* _What is being asked_: Extract the complete listing and output it unchanged.

* _Records_:
____
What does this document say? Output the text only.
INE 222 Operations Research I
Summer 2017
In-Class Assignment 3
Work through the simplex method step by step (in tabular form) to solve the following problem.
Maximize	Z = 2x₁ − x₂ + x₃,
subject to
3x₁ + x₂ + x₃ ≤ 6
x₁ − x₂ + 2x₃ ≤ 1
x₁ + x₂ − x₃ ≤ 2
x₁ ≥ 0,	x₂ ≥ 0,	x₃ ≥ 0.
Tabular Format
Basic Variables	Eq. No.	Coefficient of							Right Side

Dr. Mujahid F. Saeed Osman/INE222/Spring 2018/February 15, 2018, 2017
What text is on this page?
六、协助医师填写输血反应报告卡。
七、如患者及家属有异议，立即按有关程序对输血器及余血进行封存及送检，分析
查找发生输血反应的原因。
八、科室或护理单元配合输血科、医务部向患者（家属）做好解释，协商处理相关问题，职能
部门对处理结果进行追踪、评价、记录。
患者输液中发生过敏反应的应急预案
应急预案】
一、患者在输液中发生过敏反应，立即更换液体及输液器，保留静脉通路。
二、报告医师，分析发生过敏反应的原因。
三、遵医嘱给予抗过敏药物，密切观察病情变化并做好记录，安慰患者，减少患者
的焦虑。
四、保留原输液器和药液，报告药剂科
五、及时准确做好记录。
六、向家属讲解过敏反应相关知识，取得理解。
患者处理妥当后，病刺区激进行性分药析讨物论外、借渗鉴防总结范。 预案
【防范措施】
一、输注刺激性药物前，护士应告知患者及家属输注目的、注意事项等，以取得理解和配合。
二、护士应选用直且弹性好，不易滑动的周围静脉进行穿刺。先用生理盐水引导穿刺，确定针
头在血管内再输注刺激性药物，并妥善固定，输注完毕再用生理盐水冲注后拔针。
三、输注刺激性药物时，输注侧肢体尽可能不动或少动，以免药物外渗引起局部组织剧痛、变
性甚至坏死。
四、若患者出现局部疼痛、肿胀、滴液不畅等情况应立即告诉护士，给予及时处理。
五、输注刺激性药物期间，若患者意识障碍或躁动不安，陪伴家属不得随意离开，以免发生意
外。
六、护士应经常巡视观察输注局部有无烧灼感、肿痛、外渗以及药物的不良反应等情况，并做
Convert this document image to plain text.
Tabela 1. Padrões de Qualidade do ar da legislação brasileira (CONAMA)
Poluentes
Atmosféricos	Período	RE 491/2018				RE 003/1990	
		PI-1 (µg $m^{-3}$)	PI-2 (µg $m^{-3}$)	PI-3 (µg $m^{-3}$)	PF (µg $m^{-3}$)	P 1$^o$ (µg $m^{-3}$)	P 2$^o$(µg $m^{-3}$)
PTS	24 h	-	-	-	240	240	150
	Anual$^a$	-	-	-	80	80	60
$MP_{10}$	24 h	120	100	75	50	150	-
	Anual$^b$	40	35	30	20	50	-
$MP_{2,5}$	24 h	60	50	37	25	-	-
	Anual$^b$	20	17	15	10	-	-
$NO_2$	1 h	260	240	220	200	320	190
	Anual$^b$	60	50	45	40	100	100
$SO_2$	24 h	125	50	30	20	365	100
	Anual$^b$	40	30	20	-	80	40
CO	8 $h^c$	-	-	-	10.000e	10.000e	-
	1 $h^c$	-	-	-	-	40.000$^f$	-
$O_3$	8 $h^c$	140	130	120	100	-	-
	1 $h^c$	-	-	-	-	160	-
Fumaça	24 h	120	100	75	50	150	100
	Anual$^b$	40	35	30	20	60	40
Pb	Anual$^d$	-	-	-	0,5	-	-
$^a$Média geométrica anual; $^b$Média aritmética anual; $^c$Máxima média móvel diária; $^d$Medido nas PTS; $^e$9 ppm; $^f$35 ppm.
____
* _Full response_:
What does this document say? Output the text only.
INE 222 Operations Research I
Summer 2017
In-Class Assignment 3
Work through the simplex method step by step (in tabular form) to solve the following problem.
Maximize	Z = 2x₁ − x₂ + x₃,
subject to
3x₁ + x₂ + x₃ ≤ 6
x₁ − x₂ + 2x₃ ≤ 1
x₁ + x₂ − x₃ ≤ 2
x₁ ≥ 0,	x₂ ≥ 0,	x₃ ≥ 0.
Tabular Format
Basic Variables	Eq. No.	Coefficient of							Right Side

Dr. Mujahid F. Saeed Osman/INE222/Spring 2018/February 15, 2018, 2017
What text is on this page?
六、协助医师填写输血反应报告卡。
七、如患者及家属有异议，立即按有关程序对输血器及余血进行封存及送检，分析
查找发生输血反应的原因。
八、科室或护理单元配合输血科、医务部向患者（家属）做好解释，协商处理相关问题，职能
部门对处理结果进行追踪、评价、记录。
患者输液中发生过敏反应的应急预案
应急预案】
一、患者在输液中发生过敏反应，立即更换液体及输液器，保留静脉通路。
二、报告医师，分析发生过敏反应的原因。
三、遵医嘱给予抗过敏药物，密切观察病情变化并做好记录，安慰患者，减少患者
的焦虑。
四、保留原输液器和药液，报告药剂科
五、及时准确做好记录。
六、向家属讲解过敏反应相关知识，取得理解。
患者处理妥当后，病刺区激进行性分药析讨物论外、借渗鉴防总结范。 预案
【防范措施】
一、输注刺激性药物前，护士应告知患者及家属输注目的、注意事项等，以取得理解和配合。
二、护士应选用直且弹性好，不易滑动的周围静脉进行穿刺。先用生理盐水引导穿刺，确定针
头在血管内再输注刺激性药物，并妥善固定，输注完毕再用生理盐水冲注后拔针。
三、输注刺激性药物时，输注侧肢体尽可能不动或少动，以免药物外渗引起局部组织剧痛、变
性甚至坏死。
四、若患者出现局部疼痛、肿胀、滴液不畅等情况应立即告诉护士，给予及时处理。
五、输注刺激性药物期间，若患者意识障碍或躁动不安，陪伴家属不得随意离开，以免发生意
外。
六、护士应经常巡视观察输注局部有无烧灼感、肿痛、外渗以及药物的不良反应等情况，并做
Convert this document image to plain text.
Tabela 1. Padrões de Qualidade do ar da legislação brasileira (CONAMA)
Poluentes
Atmosféricos	Período	RE 491/2018				RE 003/1990	
		PI-1 (µg $m^{-3}$)	PI-2 (µg $m^{-3}$)	PI-3 (µg $m^{-3}$)	PF (µg $m^{-3}$)	P 1$^o$ (µg $m^{-3}$)	P 2$^o$(µg $m^{-3}$)
PTS	24 h	-	-	-	240	240	150
	Anual$^a$	-	-	-	80	80	60
$MP_{10}$	24 h	120	100	75	50	150	-
	Anual$^b$	40	35	30	20	50	-
$MP_{2,5}$	24 h	60	50	37	25	-	-
	Anual$^b$	20	17	15	10	-	-
$NO_2$	1 h	260	240	220	200	320	190
	Anual$^b$	60	50	45	40	100	100
$SO_2$	24 h	125	50	30	20	365	100
	Anual$^b$	40	30	20	-	80	40
CO	8 $h^c$	-	-	-	10.000e	10.000e	-
	1 $h^c$	-	-	-	-	40.000$^f$	-
$O_3$	8 $h^c$	140	130	120	100	-	-
	1 $h^c$	-	-	-	-	160	-
Fumaça	24 h	120	100	75	50	150	100
	Anual$^b$	40	35	30	20	60	40
Pb	Anual$^d$	-	-	-	0,5	-	-
$^a$Média geométrica anual; $^b$Média aritmética anual; $^c$Máxima média móvel diária; $^d$Medido nas PTS; $^e$9 ppm; $^f$35 ppm.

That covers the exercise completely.